YOUR OBJECTIVE: Of the lines in the listing below, how many hold "Daniel"? Answer with the number only.

DATA SHOWN:
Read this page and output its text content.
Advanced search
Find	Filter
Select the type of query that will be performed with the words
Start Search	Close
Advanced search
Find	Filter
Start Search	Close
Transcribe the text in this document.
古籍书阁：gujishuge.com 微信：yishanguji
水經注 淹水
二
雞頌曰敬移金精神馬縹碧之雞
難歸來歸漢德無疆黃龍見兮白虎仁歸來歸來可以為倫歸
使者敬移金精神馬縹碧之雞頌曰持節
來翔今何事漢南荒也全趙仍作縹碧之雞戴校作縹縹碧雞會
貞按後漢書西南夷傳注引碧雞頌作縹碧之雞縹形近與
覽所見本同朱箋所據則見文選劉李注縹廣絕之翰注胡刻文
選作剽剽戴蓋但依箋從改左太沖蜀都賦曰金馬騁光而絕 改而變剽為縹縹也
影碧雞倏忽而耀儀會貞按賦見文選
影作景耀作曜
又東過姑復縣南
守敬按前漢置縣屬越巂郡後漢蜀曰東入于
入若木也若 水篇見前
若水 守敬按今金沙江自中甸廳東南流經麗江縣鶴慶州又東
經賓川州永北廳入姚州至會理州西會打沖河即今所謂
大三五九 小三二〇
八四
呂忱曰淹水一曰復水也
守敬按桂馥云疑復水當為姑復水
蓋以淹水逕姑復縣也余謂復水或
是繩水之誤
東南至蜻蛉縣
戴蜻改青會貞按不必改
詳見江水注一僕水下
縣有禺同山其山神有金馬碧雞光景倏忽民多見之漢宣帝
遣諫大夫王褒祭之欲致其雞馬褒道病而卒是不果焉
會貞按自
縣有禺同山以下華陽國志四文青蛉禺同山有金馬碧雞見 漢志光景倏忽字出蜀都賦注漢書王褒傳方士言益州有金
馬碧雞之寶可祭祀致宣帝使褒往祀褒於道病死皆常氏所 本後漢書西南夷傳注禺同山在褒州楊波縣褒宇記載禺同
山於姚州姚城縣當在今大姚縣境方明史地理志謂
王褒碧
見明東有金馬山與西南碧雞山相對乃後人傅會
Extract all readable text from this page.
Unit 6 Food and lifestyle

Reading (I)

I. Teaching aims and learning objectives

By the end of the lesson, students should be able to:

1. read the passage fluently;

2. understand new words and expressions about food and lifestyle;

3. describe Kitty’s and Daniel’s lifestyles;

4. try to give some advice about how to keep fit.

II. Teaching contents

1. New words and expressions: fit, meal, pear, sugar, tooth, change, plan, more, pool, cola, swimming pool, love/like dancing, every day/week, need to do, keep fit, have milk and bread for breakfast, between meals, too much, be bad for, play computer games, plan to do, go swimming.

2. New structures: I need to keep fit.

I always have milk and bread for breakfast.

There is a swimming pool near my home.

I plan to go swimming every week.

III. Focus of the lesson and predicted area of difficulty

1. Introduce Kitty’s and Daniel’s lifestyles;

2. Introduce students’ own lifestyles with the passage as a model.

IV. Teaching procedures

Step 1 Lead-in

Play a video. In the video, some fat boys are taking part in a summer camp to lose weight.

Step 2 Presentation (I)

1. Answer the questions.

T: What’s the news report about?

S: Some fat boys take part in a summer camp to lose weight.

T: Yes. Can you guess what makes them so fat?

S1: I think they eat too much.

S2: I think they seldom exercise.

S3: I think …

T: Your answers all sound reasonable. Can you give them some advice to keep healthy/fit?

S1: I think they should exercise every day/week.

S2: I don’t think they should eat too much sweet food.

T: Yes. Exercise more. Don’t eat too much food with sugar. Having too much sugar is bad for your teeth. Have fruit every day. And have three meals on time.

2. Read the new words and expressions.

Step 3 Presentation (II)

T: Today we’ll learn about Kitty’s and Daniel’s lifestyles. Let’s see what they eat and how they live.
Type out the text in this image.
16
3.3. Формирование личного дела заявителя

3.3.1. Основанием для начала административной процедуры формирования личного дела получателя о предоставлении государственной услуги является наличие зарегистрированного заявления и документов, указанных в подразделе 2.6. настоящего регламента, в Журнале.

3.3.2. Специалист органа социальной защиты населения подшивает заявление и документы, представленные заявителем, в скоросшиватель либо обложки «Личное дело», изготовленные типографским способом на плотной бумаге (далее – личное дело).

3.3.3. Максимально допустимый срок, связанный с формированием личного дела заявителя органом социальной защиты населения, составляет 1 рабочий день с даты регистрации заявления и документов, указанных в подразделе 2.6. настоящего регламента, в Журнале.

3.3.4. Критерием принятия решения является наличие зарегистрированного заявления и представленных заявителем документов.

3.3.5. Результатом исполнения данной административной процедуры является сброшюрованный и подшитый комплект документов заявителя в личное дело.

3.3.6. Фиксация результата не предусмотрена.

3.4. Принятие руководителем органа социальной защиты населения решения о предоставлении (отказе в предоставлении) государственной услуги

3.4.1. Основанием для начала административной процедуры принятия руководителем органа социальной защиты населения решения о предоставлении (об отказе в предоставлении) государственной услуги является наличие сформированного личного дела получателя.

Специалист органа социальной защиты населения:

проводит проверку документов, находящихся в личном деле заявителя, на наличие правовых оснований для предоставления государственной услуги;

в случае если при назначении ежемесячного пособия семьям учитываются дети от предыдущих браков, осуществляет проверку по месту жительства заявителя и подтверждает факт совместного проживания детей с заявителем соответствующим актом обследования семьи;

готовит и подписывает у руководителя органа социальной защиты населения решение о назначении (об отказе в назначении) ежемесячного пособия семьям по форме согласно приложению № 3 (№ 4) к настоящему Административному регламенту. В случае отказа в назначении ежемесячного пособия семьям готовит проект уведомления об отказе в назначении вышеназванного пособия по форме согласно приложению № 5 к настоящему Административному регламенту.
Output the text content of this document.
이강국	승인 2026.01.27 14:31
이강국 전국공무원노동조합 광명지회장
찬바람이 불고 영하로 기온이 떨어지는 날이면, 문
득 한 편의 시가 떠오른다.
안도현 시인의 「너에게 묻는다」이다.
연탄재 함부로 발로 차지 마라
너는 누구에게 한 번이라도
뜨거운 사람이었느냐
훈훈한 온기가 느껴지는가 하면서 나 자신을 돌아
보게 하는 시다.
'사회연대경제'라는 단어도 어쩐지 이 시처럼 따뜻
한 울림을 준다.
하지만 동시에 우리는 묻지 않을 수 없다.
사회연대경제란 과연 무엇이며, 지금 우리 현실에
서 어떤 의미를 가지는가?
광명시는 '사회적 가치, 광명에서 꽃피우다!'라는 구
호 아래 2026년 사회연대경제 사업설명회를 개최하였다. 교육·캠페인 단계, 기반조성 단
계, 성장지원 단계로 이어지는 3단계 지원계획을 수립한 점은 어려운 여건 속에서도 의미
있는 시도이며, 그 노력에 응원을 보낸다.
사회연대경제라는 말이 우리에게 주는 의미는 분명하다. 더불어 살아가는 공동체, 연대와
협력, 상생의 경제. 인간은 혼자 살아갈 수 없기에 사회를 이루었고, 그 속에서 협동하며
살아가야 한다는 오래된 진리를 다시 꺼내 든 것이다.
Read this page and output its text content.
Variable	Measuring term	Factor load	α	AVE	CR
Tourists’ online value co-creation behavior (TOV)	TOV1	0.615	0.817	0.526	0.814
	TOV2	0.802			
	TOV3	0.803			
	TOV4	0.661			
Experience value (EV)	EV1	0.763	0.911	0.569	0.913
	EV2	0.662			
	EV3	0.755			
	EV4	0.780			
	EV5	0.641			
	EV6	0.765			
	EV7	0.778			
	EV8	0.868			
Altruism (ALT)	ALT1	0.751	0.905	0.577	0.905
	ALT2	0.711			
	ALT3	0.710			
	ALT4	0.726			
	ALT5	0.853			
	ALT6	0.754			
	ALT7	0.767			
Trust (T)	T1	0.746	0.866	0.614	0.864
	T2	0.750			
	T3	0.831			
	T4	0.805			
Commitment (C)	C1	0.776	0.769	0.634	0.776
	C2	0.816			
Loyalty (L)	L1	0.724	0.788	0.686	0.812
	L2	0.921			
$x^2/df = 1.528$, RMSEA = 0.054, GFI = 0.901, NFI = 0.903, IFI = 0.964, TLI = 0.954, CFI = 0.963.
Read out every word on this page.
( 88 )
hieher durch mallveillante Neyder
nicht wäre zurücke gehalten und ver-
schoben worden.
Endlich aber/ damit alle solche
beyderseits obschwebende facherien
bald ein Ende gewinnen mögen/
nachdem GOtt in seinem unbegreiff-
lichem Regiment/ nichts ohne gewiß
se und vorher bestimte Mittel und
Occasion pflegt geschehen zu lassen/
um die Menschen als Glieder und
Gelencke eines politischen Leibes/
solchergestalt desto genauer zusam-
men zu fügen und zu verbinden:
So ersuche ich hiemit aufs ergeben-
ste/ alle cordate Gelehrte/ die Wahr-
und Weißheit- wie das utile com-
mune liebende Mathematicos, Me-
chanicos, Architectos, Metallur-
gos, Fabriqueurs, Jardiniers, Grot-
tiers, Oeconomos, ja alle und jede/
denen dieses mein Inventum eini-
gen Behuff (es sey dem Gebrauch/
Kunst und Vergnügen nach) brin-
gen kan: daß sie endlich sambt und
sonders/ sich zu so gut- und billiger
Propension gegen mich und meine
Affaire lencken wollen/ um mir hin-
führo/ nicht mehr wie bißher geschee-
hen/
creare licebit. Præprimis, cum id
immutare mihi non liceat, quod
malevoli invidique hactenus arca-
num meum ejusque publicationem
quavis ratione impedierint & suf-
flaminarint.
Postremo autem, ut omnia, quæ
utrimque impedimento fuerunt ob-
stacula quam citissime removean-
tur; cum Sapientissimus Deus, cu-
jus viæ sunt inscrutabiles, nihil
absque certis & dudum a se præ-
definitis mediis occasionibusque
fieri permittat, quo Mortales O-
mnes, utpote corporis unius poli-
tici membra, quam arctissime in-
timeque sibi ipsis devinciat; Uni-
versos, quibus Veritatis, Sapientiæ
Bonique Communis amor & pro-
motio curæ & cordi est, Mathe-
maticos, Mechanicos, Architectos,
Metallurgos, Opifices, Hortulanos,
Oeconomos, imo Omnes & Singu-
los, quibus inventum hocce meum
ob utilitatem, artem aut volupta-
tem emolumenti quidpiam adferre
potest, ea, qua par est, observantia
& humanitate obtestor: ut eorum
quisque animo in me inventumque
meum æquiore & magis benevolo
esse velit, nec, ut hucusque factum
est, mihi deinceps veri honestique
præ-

TASK SOLUTION: 3